══ Material for this exercise

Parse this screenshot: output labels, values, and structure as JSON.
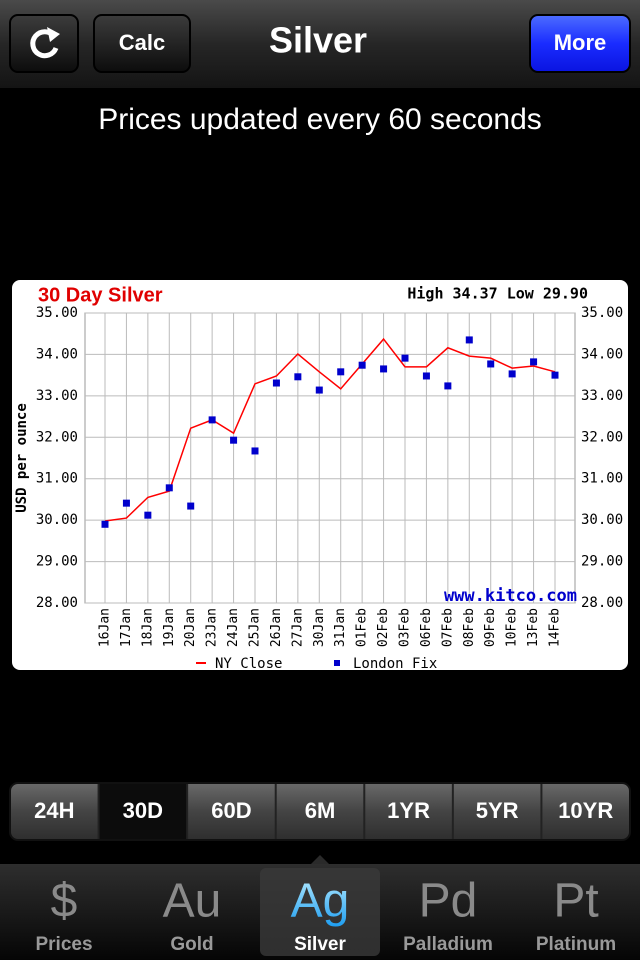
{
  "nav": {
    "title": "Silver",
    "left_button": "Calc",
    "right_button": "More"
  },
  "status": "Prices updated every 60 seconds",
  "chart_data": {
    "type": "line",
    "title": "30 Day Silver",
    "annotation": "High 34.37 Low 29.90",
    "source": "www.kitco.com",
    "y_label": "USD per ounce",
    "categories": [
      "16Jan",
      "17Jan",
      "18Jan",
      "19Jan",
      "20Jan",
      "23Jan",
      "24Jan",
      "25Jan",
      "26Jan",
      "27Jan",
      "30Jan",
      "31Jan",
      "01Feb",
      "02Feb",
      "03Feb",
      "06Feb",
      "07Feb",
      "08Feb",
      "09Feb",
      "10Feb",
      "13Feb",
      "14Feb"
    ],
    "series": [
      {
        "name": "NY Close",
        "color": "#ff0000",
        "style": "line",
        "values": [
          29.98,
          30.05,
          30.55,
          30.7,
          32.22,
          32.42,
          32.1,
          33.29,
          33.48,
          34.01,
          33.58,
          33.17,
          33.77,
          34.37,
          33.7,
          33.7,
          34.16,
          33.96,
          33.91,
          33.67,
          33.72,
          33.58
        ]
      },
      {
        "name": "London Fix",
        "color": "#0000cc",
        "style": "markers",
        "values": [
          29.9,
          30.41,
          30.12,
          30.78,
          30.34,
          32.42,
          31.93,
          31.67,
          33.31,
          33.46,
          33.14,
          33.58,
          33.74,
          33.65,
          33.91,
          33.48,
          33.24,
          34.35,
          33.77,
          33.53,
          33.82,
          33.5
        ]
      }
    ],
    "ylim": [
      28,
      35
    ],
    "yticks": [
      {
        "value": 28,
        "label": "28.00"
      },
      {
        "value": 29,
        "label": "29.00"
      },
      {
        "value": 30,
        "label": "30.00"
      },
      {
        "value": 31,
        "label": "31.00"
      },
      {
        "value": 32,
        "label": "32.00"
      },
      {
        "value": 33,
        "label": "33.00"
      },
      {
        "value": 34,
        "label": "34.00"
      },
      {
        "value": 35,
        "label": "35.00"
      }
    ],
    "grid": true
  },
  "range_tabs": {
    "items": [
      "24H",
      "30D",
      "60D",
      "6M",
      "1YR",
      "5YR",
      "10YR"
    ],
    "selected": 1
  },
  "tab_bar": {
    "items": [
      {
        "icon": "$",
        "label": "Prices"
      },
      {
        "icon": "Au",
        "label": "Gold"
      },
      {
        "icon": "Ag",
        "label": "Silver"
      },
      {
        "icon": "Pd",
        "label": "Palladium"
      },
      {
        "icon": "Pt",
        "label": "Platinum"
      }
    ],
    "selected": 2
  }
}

════
══ Material for this exercise

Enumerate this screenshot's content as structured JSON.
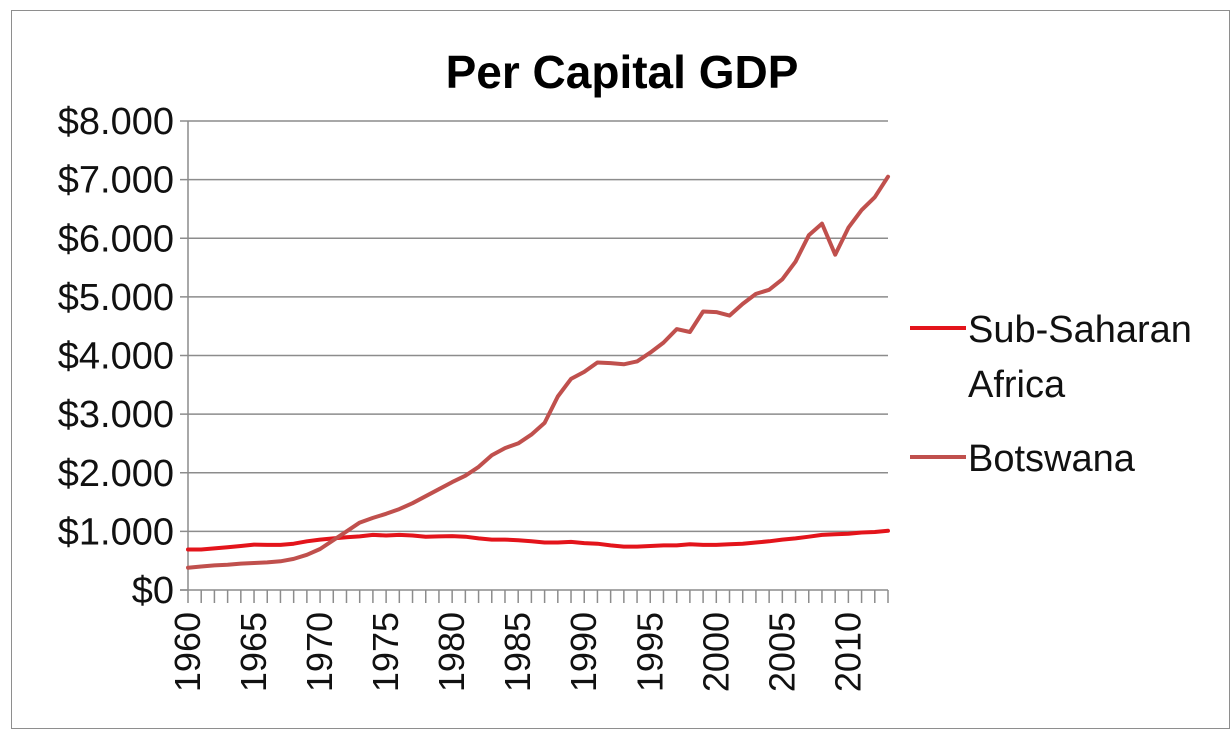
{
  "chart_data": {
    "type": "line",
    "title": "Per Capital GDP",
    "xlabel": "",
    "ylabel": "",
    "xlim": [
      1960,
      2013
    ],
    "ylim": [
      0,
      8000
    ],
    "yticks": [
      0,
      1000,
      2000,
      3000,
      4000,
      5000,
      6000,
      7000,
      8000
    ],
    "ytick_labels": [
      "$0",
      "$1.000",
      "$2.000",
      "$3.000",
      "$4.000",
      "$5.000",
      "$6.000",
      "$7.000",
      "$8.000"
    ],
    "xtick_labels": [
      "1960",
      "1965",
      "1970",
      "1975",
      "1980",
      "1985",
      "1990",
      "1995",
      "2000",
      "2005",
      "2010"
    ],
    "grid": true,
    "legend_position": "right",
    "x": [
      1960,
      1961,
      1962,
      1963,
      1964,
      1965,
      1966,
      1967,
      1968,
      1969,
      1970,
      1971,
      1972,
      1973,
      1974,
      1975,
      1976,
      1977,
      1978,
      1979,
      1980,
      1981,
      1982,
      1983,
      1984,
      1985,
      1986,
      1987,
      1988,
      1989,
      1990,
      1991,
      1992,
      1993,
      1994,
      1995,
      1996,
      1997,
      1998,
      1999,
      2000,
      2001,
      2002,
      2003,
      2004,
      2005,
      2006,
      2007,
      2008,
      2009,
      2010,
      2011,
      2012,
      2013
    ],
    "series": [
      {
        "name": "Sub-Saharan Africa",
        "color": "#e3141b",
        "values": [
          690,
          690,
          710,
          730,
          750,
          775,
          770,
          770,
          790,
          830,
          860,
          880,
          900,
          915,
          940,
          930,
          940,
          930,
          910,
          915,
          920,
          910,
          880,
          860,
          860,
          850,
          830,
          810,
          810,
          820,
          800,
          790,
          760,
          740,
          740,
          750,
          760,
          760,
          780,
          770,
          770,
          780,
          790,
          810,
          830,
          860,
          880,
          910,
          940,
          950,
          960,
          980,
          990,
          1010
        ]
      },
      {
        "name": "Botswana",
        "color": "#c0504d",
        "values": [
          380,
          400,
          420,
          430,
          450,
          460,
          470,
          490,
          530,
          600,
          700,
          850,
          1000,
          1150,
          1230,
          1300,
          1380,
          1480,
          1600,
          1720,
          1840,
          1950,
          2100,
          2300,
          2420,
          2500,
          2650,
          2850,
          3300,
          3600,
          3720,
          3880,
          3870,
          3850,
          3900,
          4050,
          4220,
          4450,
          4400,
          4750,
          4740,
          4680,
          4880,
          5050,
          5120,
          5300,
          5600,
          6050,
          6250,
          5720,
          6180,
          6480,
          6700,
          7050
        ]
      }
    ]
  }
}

════

[What the task asks]:
Look through the listing and extract every line with "JSON" in it.

[Result below]:
Parse this screenshot: output labels, values, and structure as JSON.
Enumerate this screenshot's content as structured JSON.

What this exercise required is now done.